● EXERCISE BRIEF:
Report the count of lines that carry the string "taxable", and add nothing.

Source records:
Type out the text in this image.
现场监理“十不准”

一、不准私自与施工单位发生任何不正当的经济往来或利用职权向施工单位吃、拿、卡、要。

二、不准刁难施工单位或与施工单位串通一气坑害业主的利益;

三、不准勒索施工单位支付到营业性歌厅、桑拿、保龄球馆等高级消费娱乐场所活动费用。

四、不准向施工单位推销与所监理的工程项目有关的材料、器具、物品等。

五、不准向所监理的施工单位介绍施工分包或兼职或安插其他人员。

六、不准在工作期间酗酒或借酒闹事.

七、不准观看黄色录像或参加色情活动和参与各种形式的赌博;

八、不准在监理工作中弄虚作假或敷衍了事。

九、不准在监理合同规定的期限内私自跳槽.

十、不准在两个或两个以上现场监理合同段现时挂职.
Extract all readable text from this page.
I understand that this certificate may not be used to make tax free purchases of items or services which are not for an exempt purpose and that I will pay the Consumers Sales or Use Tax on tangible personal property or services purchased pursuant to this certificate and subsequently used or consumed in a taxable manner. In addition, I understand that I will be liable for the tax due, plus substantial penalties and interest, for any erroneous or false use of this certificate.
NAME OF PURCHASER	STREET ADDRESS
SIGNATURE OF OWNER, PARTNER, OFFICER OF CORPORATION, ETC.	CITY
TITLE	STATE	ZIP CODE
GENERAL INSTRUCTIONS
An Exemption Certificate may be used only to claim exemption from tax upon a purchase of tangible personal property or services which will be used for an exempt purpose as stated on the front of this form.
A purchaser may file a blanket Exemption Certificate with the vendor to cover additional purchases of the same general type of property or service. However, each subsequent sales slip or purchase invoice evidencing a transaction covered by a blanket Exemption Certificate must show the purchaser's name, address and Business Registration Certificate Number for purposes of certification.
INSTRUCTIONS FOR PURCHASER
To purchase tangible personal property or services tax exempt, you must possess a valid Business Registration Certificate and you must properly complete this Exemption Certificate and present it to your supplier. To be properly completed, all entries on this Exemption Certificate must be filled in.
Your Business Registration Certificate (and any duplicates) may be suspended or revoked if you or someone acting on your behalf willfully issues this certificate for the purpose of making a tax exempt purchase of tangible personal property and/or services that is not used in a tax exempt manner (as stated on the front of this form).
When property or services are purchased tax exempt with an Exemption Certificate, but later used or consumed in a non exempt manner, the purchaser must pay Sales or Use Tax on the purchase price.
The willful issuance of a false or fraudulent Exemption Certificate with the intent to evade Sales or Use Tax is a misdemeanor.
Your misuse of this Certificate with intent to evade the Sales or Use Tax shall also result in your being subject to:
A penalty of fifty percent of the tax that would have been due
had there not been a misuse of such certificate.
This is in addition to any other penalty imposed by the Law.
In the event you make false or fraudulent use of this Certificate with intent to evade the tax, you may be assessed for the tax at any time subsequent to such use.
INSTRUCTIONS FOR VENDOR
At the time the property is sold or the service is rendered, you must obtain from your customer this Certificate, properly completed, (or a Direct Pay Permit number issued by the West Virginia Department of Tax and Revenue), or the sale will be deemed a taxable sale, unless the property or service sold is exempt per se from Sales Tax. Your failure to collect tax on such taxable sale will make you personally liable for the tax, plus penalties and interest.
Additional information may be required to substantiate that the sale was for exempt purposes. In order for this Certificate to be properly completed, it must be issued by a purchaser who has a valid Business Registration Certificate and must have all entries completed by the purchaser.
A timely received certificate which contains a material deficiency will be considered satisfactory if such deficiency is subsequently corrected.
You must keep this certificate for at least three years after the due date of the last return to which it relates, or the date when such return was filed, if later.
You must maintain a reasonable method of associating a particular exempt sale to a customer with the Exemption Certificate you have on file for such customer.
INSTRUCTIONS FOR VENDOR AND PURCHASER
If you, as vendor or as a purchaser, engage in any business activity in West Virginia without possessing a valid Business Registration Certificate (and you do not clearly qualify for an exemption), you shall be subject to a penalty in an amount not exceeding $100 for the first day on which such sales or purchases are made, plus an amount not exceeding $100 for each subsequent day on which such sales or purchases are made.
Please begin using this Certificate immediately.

● REPLY:
2